## Problem
Would you pull out every line of the material that contains the string "Sıcaklık"?

── Extracted data ──

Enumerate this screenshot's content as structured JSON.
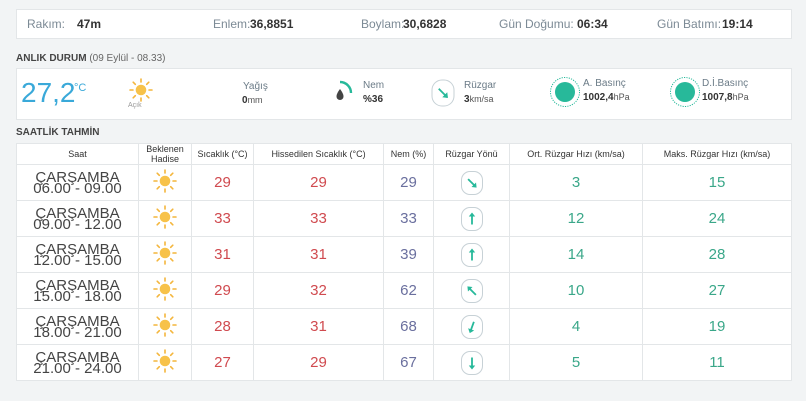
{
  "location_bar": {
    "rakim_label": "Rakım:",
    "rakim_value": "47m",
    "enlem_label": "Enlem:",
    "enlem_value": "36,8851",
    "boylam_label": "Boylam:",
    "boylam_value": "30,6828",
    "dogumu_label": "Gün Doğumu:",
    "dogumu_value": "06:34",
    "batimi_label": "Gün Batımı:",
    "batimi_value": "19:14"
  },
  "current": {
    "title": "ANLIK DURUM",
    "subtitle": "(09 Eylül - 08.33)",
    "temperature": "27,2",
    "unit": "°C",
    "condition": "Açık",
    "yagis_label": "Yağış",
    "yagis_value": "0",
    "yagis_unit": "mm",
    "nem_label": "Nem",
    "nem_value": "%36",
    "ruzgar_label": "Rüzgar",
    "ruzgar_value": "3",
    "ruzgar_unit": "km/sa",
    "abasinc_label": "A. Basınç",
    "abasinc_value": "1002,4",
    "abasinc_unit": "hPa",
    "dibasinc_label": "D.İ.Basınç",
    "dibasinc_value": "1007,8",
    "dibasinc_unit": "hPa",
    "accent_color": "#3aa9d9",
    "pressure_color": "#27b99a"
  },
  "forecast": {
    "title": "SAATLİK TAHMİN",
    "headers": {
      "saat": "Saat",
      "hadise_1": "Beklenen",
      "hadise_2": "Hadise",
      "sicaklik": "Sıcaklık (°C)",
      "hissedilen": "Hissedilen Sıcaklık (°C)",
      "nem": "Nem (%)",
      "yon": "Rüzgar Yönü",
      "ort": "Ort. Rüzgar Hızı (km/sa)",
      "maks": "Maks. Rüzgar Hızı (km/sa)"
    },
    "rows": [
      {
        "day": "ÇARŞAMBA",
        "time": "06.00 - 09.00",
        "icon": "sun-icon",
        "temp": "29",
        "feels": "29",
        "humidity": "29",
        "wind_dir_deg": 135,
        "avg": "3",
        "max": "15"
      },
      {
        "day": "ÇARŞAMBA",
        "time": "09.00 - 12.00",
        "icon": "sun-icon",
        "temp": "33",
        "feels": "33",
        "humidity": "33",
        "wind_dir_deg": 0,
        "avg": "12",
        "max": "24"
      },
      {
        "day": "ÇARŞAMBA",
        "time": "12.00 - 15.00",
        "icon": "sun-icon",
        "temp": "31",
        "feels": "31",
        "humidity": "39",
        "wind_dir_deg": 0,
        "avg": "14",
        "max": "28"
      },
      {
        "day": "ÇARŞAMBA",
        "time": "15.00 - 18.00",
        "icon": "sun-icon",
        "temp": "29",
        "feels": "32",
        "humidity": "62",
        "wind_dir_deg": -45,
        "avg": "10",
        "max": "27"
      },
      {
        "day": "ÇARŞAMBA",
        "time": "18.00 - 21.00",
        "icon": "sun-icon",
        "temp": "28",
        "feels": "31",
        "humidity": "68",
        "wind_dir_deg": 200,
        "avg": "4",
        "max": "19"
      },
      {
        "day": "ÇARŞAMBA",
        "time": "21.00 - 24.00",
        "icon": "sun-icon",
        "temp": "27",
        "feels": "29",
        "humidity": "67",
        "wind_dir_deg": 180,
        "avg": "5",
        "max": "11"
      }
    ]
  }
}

───

## Solution for this task
      "sicaklik": "Sıcaklık (°C)",
      "hissedilen": "Hissedilen Sıcaklık (°C)",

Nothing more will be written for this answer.